### EXTRACTED DATA ###

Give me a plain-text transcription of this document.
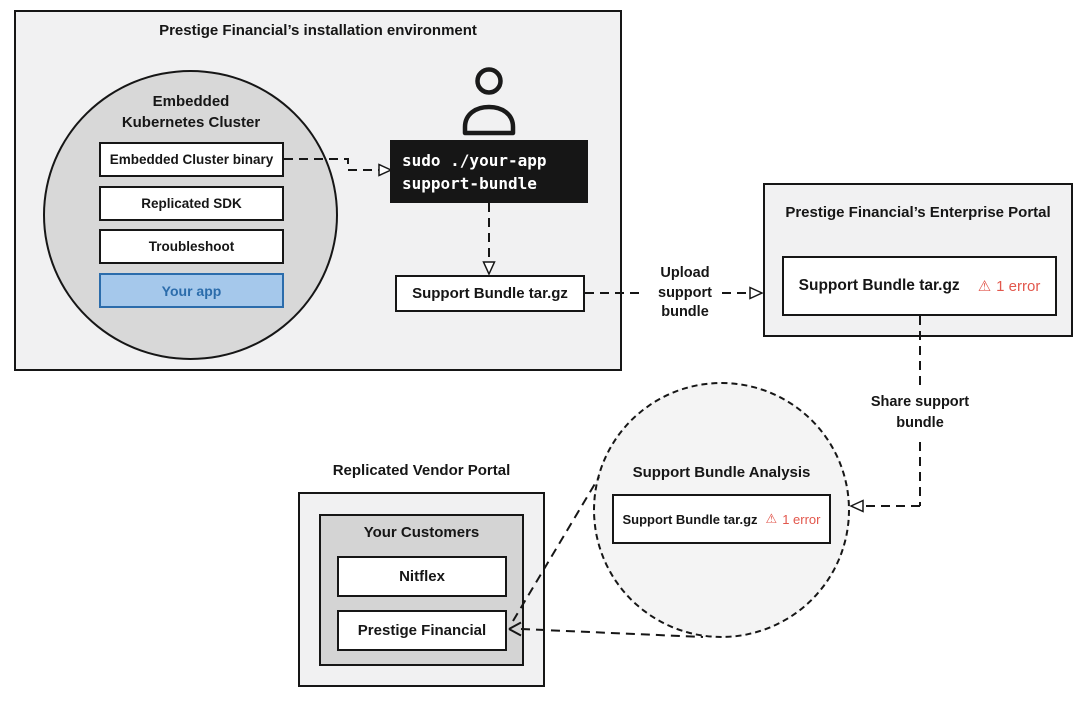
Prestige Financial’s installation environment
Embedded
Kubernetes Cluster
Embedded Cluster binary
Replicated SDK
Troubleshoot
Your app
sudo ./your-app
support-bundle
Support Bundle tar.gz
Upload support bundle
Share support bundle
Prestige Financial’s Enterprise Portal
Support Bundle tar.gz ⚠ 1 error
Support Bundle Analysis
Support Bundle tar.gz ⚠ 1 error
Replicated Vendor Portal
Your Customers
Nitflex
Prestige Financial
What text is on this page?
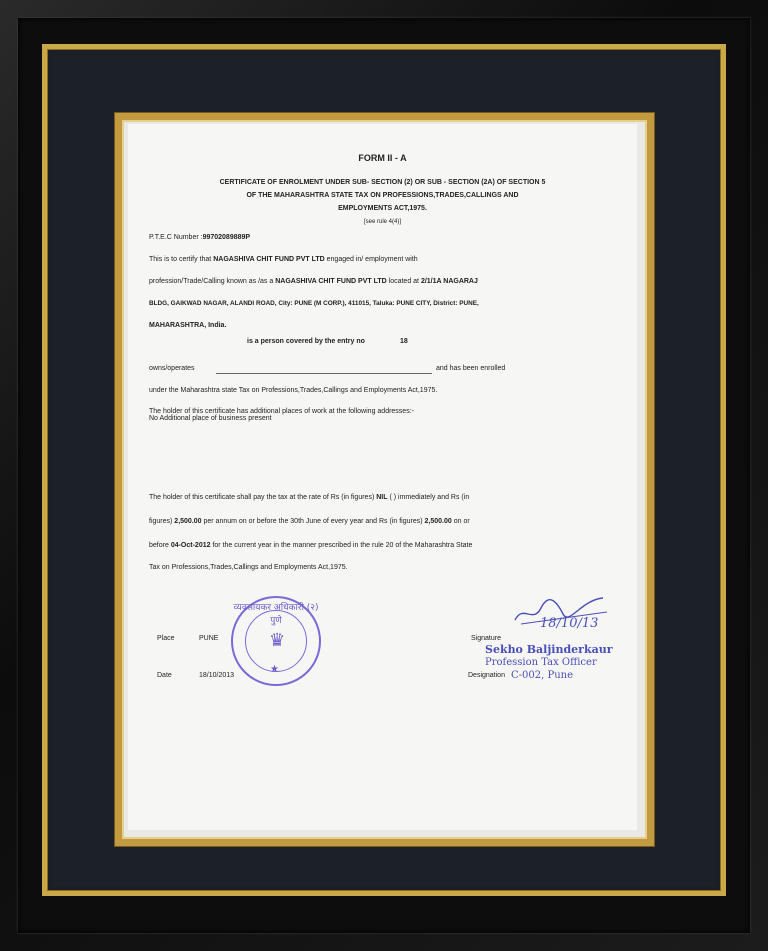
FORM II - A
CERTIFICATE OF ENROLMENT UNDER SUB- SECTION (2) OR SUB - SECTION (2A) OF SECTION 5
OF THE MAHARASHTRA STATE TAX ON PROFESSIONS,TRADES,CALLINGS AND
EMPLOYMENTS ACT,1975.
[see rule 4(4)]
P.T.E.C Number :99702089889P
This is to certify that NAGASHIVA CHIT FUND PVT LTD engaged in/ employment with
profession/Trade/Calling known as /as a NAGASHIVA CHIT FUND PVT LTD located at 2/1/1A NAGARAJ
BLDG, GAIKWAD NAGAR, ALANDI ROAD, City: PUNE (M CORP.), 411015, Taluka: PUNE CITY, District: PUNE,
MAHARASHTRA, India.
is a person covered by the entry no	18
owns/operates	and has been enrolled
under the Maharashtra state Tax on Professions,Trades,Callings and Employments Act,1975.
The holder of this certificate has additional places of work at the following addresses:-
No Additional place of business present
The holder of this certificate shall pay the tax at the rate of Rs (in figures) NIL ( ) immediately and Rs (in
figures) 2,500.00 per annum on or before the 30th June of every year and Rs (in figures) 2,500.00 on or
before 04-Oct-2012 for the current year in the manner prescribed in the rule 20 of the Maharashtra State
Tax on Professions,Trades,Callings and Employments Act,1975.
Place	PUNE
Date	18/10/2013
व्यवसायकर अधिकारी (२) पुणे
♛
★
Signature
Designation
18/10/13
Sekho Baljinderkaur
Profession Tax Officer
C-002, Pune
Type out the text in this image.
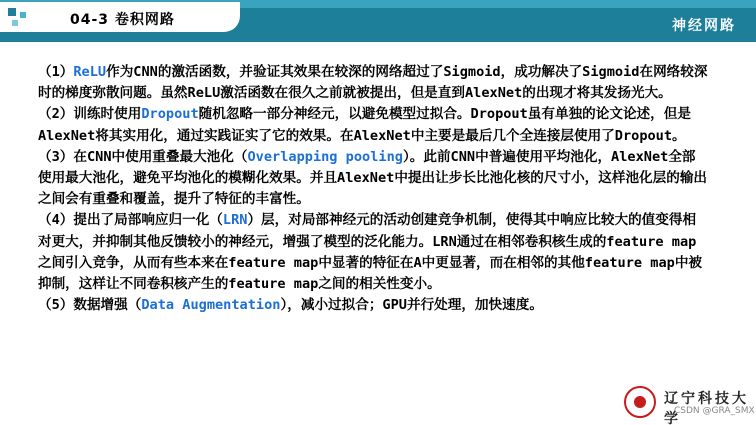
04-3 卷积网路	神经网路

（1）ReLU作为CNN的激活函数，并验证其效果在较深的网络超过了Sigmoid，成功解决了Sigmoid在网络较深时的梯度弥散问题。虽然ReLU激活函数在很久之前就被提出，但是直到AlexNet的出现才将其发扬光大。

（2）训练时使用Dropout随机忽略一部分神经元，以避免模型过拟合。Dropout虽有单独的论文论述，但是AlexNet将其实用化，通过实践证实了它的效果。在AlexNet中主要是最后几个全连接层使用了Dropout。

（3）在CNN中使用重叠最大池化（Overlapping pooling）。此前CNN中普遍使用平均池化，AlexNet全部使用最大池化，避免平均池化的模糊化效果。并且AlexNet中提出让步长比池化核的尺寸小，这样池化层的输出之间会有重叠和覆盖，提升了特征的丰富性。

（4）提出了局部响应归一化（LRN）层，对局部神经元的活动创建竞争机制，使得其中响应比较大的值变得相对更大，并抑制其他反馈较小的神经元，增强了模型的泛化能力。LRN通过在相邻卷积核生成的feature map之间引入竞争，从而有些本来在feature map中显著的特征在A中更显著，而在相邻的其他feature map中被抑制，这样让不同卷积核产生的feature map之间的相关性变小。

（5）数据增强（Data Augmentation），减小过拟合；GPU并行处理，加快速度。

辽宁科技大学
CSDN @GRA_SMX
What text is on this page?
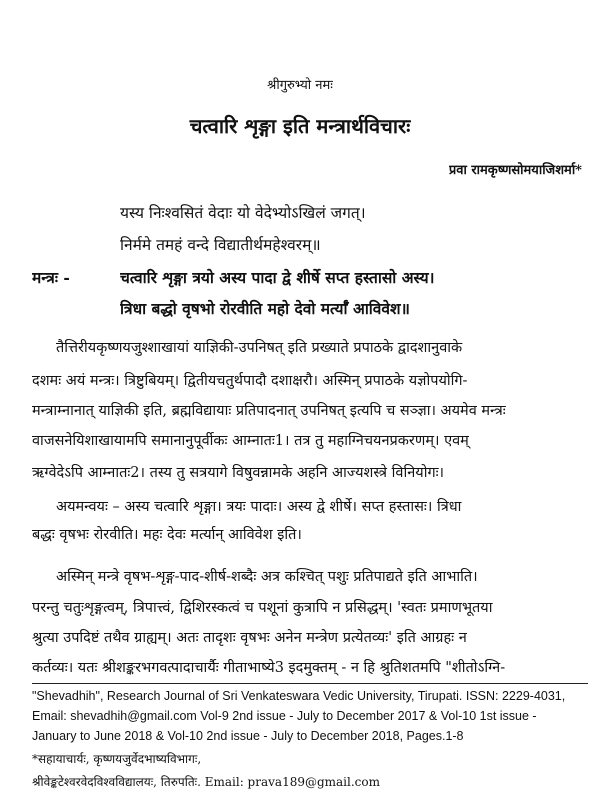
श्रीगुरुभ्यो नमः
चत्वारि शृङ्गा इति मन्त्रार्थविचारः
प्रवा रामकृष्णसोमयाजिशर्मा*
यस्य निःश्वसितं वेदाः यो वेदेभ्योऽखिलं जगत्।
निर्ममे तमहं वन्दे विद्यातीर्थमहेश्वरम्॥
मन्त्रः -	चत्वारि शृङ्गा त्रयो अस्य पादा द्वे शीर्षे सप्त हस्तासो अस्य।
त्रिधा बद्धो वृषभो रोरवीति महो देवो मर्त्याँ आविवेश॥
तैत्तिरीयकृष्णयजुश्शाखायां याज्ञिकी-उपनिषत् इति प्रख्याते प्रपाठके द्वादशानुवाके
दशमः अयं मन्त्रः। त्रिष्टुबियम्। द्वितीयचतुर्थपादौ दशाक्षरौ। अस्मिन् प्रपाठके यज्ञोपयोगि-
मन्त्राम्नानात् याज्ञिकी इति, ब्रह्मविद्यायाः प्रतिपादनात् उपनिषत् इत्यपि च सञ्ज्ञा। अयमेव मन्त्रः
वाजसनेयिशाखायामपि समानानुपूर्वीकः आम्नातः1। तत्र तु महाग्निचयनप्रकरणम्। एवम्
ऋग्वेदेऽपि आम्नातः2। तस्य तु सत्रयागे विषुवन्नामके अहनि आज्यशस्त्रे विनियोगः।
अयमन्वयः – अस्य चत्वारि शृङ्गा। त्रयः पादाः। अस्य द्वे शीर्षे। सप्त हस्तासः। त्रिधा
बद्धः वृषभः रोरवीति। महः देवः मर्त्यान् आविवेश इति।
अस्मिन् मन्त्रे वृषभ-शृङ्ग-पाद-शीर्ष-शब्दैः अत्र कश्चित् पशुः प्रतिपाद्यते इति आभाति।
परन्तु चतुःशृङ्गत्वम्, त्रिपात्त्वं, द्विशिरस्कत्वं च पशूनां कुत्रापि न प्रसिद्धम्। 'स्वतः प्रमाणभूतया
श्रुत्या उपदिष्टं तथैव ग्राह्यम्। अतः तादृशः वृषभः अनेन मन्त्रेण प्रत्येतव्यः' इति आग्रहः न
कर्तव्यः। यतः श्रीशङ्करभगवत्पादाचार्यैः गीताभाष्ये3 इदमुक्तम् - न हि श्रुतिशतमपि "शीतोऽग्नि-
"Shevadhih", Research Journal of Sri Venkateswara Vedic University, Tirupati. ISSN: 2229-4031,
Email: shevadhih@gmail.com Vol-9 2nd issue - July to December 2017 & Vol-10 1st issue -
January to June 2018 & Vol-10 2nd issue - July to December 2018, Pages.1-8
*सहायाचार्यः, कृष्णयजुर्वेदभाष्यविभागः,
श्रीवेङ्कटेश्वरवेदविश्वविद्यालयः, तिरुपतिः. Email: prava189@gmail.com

###
### EXTRACTED DATA ###

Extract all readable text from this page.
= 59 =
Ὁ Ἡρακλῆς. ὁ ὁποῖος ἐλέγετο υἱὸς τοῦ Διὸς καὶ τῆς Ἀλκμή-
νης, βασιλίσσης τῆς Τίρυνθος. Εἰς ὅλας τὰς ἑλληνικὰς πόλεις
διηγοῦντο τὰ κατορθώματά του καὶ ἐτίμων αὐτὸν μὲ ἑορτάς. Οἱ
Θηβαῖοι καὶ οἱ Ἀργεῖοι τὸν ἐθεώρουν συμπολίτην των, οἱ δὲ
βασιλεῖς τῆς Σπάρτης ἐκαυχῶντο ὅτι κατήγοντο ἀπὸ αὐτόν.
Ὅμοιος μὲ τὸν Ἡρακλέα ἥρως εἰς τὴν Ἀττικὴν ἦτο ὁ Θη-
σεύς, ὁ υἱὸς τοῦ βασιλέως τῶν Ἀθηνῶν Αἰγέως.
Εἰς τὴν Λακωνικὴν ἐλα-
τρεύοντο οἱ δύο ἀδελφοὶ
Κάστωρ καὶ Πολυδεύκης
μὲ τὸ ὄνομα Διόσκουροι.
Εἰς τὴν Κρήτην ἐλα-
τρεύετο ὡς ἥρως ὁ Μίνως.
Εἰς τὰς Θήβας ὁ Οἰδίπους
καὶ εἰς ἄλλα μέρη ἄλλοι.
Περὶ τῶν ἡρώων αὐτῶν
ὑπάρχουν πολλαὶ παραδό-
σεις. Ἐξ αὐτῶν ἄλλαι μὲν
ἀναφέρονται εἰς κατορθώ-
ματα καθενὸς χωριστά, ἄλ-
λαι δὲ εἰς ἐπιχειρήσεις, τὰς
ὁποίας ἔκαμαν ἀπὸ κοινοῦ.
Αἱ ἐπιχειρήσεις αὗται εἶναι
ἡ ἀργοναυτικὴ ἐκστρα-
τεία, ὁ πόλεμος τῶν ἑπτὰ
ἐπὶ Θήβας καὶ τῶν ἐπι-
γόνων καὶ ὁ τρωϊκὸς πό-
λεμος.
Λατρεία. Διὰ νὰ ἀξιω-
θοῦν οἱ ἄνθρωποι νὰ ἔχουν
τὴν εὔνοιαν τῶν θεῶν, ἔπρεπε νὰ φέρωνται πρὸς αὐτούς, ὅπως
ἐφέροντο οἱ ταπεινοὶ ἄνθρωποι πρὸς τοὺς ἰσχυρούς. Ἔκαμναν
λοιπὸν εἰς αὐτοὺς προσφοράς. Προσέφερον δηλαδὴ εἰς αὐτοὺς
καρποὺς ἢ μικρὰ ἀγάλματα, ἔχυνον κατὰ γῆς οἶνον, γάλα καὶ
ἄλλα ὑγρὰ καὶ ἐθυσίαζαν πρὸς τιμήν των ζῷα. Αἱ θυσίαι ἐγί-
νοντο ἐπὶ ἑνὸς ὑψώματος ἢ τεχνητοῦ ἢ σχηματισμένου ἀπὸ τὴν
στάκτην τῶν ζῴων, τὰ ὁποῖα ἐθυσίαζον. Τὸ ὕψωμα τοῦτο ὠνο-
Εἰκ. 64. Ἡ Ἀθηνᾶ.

###

WHAT YOU ARE ASKED TO DO → Every line that holds the word "holder" counts once; state the total number of such lines and nothing else.

EXERCISE ANSWER → 2